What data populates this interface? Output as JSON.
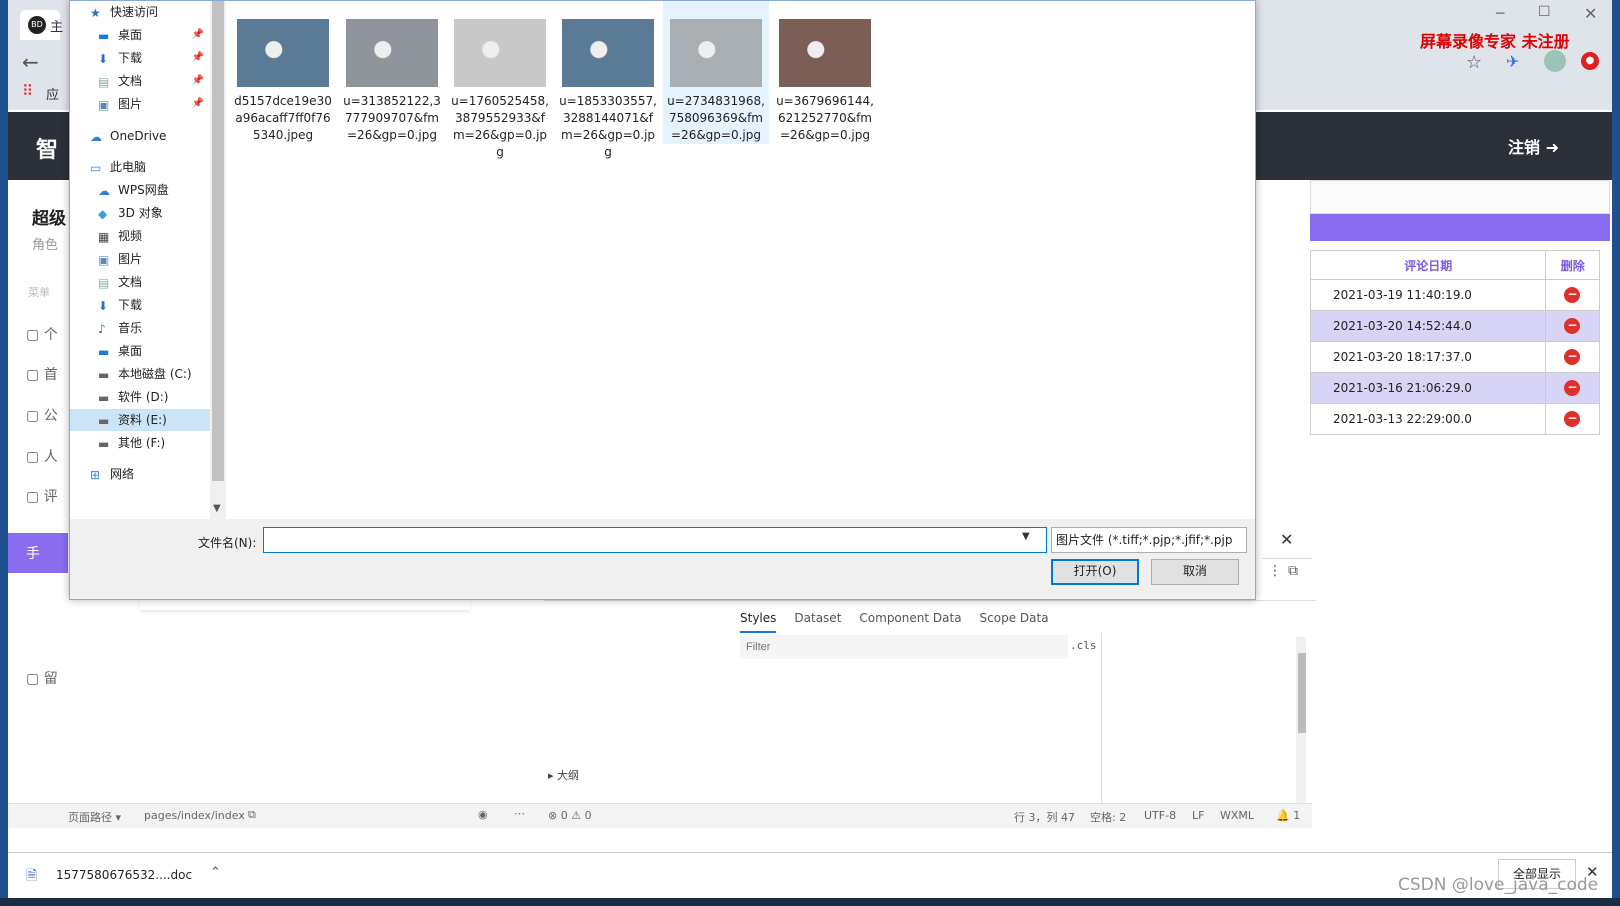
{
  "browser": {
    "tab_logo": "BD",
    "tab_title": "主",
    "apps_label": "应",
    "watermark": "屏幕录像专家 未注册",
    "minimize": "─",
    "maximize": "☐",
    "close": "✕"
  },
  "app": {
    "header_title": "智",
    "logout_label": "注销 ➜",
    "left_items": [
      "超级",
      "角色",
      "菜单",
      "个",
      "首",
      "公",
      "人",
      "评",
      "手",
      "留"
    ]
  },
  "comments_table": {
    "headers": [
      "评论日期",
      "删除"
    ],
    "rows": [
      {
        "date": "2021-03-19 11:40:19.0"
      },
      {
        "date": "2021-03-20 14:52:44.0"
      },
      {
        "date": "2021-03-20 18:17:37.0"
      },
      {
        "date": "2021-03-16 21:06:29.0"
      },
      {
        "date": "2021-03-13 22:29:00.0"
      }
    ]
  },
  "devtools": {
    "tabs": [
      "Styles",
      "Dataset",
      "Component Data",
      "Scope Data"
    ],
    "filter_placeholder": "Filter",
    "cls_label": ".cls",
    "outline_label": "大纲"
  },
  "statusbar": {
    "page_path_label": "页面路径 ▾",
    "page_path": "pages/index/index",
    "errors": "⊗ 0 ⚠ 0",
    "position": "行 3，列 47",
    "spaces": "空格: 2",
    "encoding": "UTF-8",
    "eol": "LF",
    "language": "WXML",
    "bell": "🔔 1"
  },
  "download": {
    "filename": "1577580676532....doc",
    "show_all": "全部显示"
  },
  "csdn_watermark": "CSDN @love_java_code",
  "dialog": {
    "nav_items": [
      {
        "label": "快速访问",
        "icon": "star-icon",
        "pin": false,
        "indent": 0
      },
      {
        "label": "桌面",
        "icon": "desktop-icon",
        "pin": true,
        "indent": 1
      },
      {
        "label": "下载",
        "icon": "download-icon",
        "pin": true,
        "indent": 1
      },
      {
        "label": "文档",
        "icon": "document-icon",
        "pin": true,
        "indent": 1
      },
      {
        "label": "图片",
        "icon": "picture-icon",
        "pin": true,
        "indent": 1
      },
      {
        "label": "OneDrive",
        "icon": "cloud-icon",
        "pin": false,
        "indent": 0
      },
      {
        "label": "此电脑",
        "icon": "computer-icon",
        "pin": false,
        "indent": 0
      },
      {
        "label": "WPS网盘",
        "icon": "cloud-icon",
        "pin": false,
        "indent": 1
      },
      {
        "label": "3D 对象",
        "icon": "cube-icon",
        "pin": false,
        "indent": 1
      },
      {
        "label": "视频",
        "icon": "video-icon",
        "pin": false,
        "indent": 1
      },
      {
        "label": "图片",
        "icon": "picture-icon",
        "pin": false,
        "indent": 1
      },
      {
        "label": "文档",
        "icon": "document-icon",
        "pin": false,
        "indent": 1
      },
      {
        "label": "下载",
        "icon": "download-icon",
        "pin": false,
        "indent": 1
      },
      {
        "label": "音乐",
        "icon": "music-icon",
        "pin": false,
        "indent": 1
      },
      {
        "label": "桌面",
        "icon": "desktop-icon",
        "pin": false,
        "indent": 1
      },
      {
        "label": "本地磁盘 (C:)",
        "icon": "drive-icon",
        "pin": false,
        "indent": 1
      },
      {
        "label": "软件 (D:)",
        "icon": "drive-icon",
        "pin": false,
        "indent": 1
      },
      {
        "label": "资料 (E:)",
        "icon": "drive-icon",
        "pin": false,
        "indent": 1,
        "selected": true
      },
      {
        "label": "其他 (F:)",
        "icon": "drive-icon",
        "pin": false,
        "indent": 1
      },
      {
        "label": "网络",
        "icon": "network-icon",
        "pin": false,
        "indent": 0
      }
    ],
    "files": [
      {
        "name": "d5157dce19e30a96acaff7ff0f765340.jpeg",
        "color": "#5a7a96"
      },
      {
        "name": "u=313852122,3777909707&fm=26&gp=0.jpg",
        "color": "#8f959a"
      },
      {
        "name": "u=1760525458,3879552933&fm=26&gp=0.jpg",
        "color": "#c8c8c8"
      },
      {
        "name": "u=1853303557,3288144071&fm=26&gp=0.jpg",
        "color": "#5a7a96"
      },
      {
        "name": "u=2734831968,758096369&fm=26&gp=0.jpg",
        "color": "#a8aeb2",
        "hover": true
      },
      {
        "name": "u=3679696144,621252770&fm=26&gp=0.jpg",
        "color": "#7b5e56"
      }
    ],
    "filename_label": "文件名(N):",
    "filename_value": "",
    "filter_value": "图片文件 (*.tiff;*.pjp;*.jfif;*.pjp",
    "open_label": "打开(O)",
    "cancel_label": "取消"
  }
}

WRITTEN INSTRUCTION:
Return all of the entries word for word, but omit the pictures.

THE SOLUTION:
What data populates this interface? Output as JSON.
{
  "browser": {
    "tab_logo": "BD",
    "tab_title": "主",
    "apps_label": "应",
    "watermark": "屏幕录像专家 未注册",
    "minimize": "─",
    "maximize": "☐",
    "close": "✕"
  },
  "app": {
    "header_title": "智",
    "logout_label": "注销 ➜",
    "left_items": [
      "超级",
      "角色",
      "菜单",
      "个",
      "首",
      "公",
      "人",
      "评",
      "手",
      "留"
    ]
  },
  "comments_table": {
    "headers": [
      "评论日期",
      "删除"
    ],
    "rows": [
      {
        "date": "2021-03-19 11:40:19.0"
      },
      {
        "date": "2021-03-20 14:52:44.0"
      },
      {
        "date": "2021-03-20 18:17:37.0"
      },
      {
        "date": "2021-03-16 21:06:29.0"
      },
      {
        "date": "2021-03-13 22:29:00.0"
      }
    ]
  },
  "devtools": {
    "tabs": [
      "Styles",
      "Dataset",
      "Component Data",
      "Scope Data"
    ],
    "filter_placeholder": "Filter",
    "cls_label": ".cls",
    "outline_label": "大纲"
  },
  "statusbar": {
    "page_path_label": "页面路径 ▾",
    "page_path": "pages/index/index",
    "errors": "⊗ 0 ⚠ 0",
    "position": "行 3，列 47",
    "spaces": "空格: 2",
    "encoding": "UTF-8",
    "eol": "LF",
    "language": "WXML",
    "bell": "🔔 1"
  },
  "download": {
    "filename": "1577580676532....doc",
    "show_all": "全部显示"
  },
  "csdn_watermark": "CSDN @love_java_code",
  "dialog": {
    "nav_items": [
      {
        "label": "快速访问",
        "icon": "star-icon",
        "pin": false,
        "indent": 0
      },
      {
        "label": "桌面",
        "icon": "desktop-icon",
        "pin": true,
        "indent": 1
      },
      {
        "label": "下载",
        "icon": "download-icon",
        "pin": true,
        "indent": 1
      },
      {
        "label": "文档",
        "icon": "document-icon",
        "pin": true,
        "indent": 1
      },
      {
        "label": "图片",
        "icon": "picture-icon",
        "pin": true,
        "indent": 1
      },
      {
        "label": "OneDrive",
        "icon": "cloud-icon",
        "pin": false,
        "indent": 0
      },
      {
        "label": "此电脑",
        "icon": "computer-icon",
        "pin": false,
        "indent": 0
      },
      {
        "label": "WPS网盘",
        "icon": "cloud-icon",
        "pin": false,
        "indent": 1
      },
      {
        "label": "3D 对象",
        "icon": "cube-icon",
        "pin": false,
        "indent": 1
      },
      {
        "label": "视频",
        "icon": "video-icon",
        "pin": false,
        "indent": 1
      },
      {
        "label": "图片",
        "icon": "picture-icon",
        "pin": false,
        "indent": 1
      },
      {
        "label": "文档",
        "icon": "document-icon",
        "pin": false,
        "indent": 1
      },
      {
        "label": "下载",
        "icon": "download-icon",
        "pin": false,
        "indent": 1
      },
      {
        "label": "音乐",
        "icon": "music-icon",
        "pin": false,
        "indent": 1
      },
      {
        "label": "桌面",
        "icon": "desktop-icon",
        "pin": false,
        "indent": 1
      },
      {
        "label": "本地磁盘 (C:)",
        "icon": "drive-icon",
        "pin": false,
        "indent": 1
      },
      {
        "label": "软件 (D:)",
        "icon": "drive-icon",
        "pin": false,
        "indent": 1
      },
      {
        "label": "资料 (E:)",
        "icon": "drive-icon",
        "pin": false,
        "indent": 1,
        "selected": true
      },
      {
        "label": "其他 (F:)",
        "icon": "drive-icon",
        "pin": false,
        "indent": 1
      },
      {
        "label": "网络",
        "icon": "network-icon",
        "pin": false,
        "indent": 0
      }
    ],
    "files": [
      {
        "name": "d5157dce19e30a96acaff7ff0f765340.jpeg",
        "color": "#5a7a96"
      },
      {
        "name": "u=313852122,3777909707&fm=26&gp=0.jpg",
        "color": "#8f959a"
      },
      {
        "name": "u=1760525458,3879552933&fm=26&gp=0.jpg",
        "color": "#c8c8c8"
      },
      {
        "name": "u=1853303557,3288144071&fm=26&gp=0.jpg",
        "color": "#5a7a96"
      },
      {
        "name": "u=2734831968,758096369&fm=26&gp=0.jpg",
        "color": "#a8aeb2",
        "hover": true
      },
      {
        "name": "u=3679696144,621252770&fm=26&gp=0.jpg",
        "color": "#7b5e56"
      }
    ],
    "filename_label": "文件名(N):",
    "filename_value": "",
    "filter_value": "图片文件 (*.tiff;*.pjp;*.jfif;*.pjp",
    "open_label": "打开(O)",
    "cancel_label": "取消"
  }
}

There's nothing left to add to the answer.